#### Quesiti
(A) Si elenchino, nell'ordine in cui compaiono, tutti gli anni citati nel brano su Cicerone.
(B) Si prosegua il brano su Cicerone a partire dall'ultima frase riportata.

#### Estratto della fonte
────────────────
Nel 51 Cicerone è costretto da una legge di Pompeo ad assumere il governatorato della Cilicia, dove si ferma un anno. Quando torna in Italia la guerra civile sta per scoppiare. Cesare il 10 gennaio 49 varca il Rubiconde con i suoi soldati e marcia verso Roma. Cicerone è incerto sulla posizione da assumere e s’illude di poter favorire una pacificazione. Si decide poi a raggiungere i pompeiani in Grecia, ma dopo la sconfitta di Farsalo torna in Italia e riamane a Brindisi, ad aspettare il corso degli eventi. Alla fine del settembre 47 si ha la riconciliazione fra Cesare e Cicerone, politicamente ormai fuori gioco.
Durante la dittature di Cesare, Cicerone cerca conforto nell’attività filosofica e letteraria. Alle amarezze che gli procura la situazione politica si aggiungono intanto dispiaceri e sofferenze nella vita privata. Nel 46 divorzia da Terenzia; trovandosi in gravi difficoltà finanziarie sposa la ricca orfana Publilia, di cui era tutore, ma il matrimonio fallisce subito. Nel febbraio del 45 muore Tullia in seguito ad un parto, lasciando il padre accasciato da quello che egli stesso considerò il dolore più grave della sua vita.
Il 15 marzo del 44 Cesare è assassinato, e Cicerone si schiera dalla parte degli assassini, mentre nel conflitto fra Antonio e Ottaviano appoggiò Ottaviano. Ottaviano si servì di lui per far legalizzare dal senato la sua posizione irregolare, e lo utilizzò come alleato nella lotta contro l’avversario: lotta cui Cicerone diede un notevole contributo sferrando una serie di violentissimi attacchi contro Antonio in senato e davanti al popolo, con le orazioni dette Filippiche.
────────────────
#### Dati forniti

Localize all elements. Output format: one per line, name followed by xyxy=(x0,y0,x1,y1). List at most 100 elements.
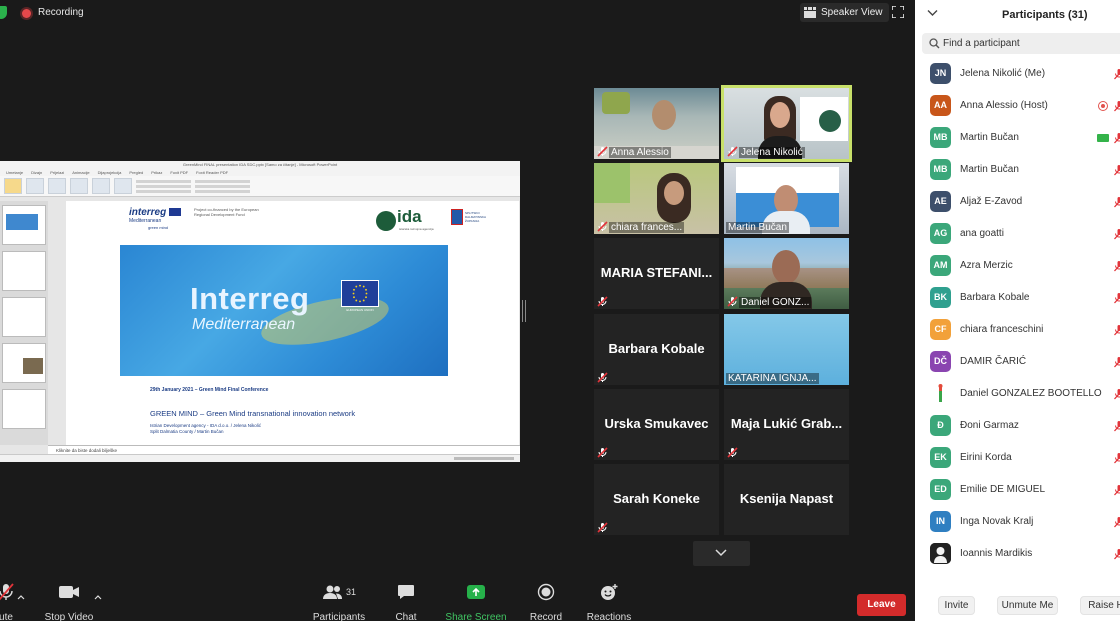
────────────────
#### Soluzioni
(A) 51, 49, 47, 46, 45, 44

(B)
Dopo la sconfitta d’Antonio a Modena, i due eredi di Cesare si riavvicinarono e, in occasione del secondo triumvirato, il nome di Cicerone fu scritto per primo nella lista di proscrizione dettata da Antonio ed approvata da Ottaviano. Raggiunto dai sicari d’Antonio nei pressi della sua villa di Formia Cicerone fu ucciso il 7 dicembre del 43 a.C.

[T2]L’eloquenza ciceroniana[/T]

Cicerone scrisse 106 orazioni: 58 sono giunte complete; delle 48 perdute sono rimasti frammenti di 17 e titoli di una trentina.

Dopo le prime prove giovanili, l’eloquenza ciceroniana si pose subito al di fuori delle scuole tradizionali di retorica, rifiutando sia la magniloquenza paludata dell’asianesimo sia l’asciuttezza stringata dell’atticismo. Cicerone segue gli insegnamenti del suo maestro Apollonio Molone di Rodi, stile intermedio o rodiese, ma sente molto l’influenza di Demostene, soprattutto per la varietà dei registri usati. Ne risulta uno stile del tutto personale e innovatore; il suo è vario e multiforme, ora solenne ora ampolloso, oppure secco ed essenziale, insomma uno stile duttile che si adatta alla psicologia degli ascoltatori per carpirne il consenso. Il periodo strutturato sulla concinnitas , cioè caratterizzato da simmetria ed equilibrio, è complesso, con andamento ipotattico, con molte figure retoriche (anafore, climax, antitesi, enumerazioni, omoteleuti ecc.). Cicerone usa la parola piegandola a tutti gli effetti desiderati. Nell’Orator egli illustra le tre qualità essenziali dell’oratore: docere o probare, delectare, movere o flectere. Il primo compito è quello di informare sul fatto ed esporre la propria tesi dimostrandone la validità; il secondo è quello di esporre i fatti piacevolmente, con un discorso vivace, serio, faceto, ironico, satirico, esemplificando sempre; l’ultimo infine è quello di coinvolgere emotivamente l’ascoltatore, suscitando via via ira, entusiasmo, commozione, pietà. Commuovere gli animi degli ascoltatori è compito soprattutto dell’arringa finale (peroratio), culmine dell’orazione. Cicerone afferma di non aver mai tralasciato di ricorrere ad alcun espediente pur di rendere convincente la sua arringa.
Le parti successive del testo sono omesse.